Dataset items
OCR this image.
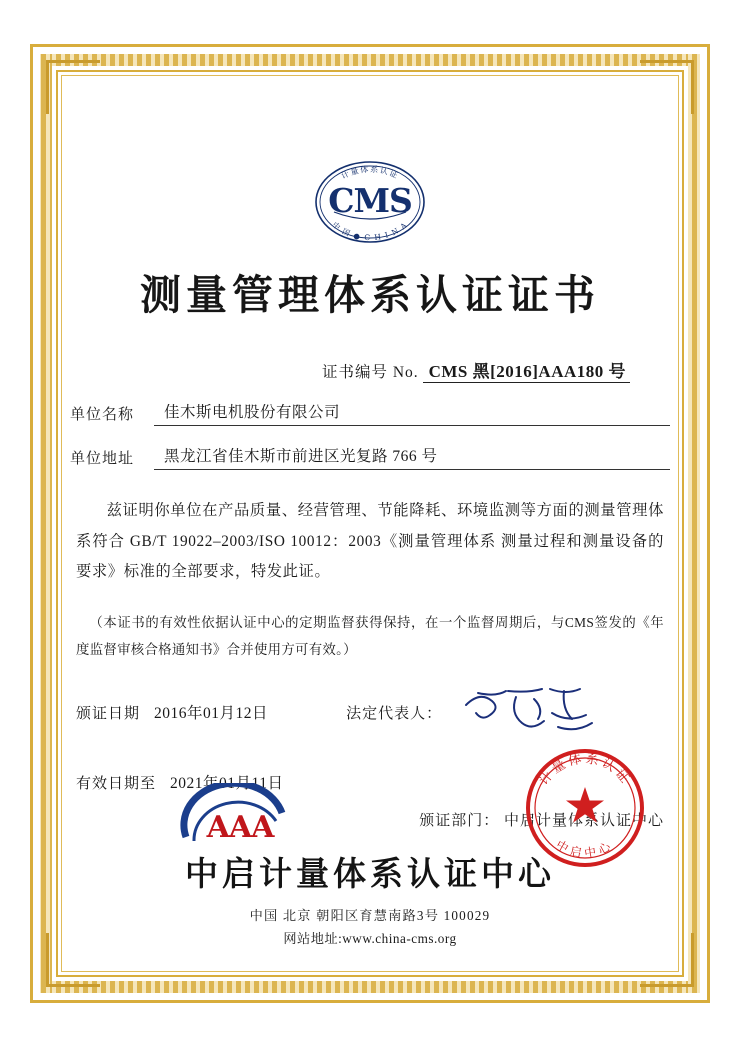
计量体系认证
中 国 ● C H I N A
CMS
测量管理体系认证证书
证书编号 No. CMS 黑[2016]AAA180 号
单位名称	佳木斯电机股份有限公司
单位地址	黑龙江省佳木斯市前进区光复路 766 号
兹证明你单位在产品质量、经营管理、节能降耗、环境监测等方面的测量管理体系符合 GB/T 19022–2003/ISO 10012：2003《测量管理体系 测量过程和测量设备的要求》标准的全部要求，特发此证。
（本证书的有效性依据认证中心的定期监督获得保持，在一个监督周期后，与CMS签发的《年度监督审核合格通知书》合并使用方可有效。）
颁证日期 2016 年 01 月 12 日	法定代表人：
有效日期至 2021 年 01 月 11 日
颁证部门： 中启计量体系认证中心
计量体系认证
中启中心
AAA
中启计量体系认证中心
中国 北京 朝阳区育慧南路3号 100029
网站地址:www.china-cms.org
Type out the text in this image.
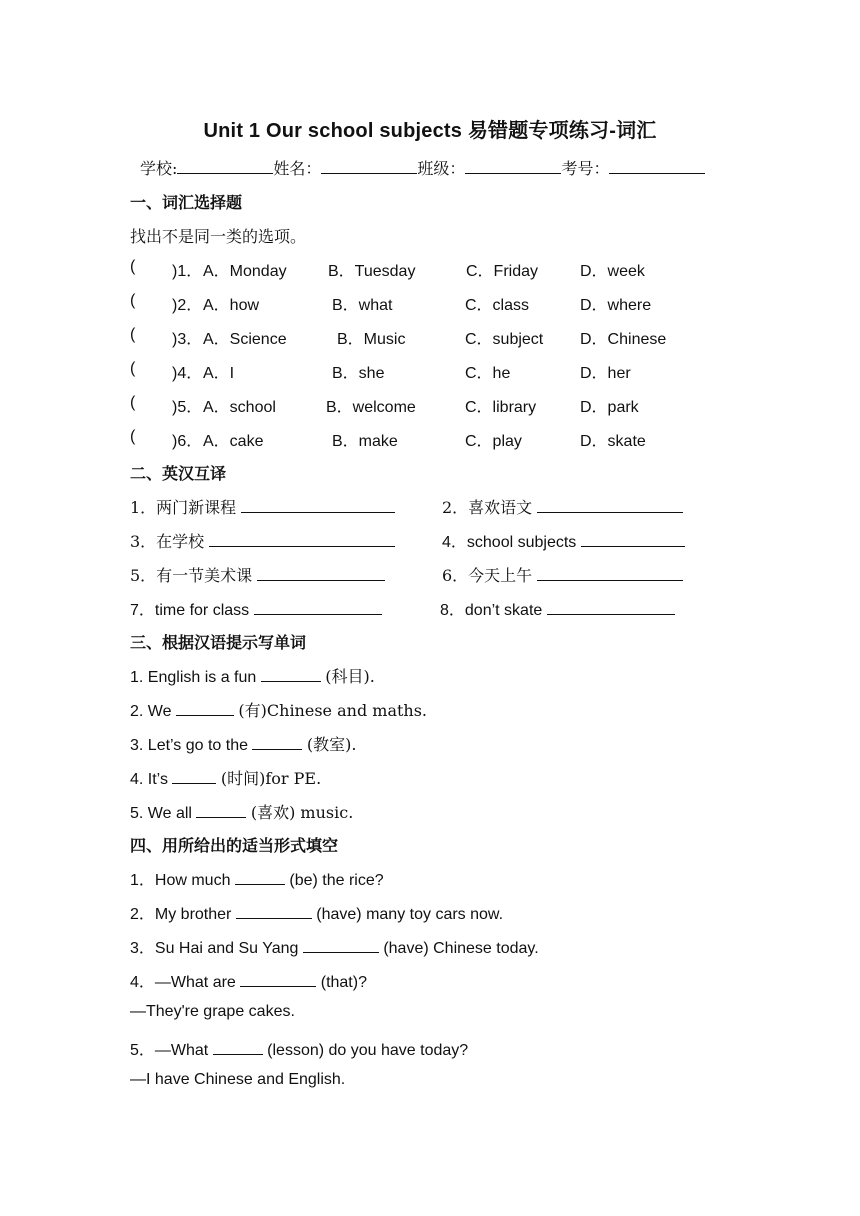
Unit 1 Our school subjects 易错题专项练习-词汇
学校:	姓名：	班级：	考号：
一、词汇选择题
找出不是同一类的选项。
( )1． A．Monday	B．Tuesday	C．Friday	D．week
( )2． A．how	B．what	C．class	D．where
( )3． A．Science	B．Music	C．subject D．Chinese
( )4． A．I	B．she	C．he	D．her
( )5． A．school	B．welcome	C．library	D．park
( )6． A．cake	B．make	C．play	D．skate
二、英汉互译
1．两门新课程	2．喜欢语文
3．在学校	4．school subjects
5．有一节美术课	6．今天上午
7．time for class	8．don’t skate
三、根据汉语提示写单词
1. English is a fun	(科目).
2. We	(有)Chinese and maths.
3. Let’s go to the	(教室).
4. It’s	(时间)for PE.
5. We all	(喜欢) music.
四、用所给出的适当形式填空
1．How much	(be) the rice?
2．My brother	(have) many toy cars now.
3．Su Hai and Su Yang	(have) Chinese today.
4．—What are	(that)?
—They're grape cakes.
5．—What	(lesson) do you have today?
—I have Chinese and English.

REQUIREMENT: Each line that has the word "today" should be copied.

TASK ANSWER:
3．Su Hai and Su Yang	(have) Chinese today.
5．—What	(lesson) do you have today?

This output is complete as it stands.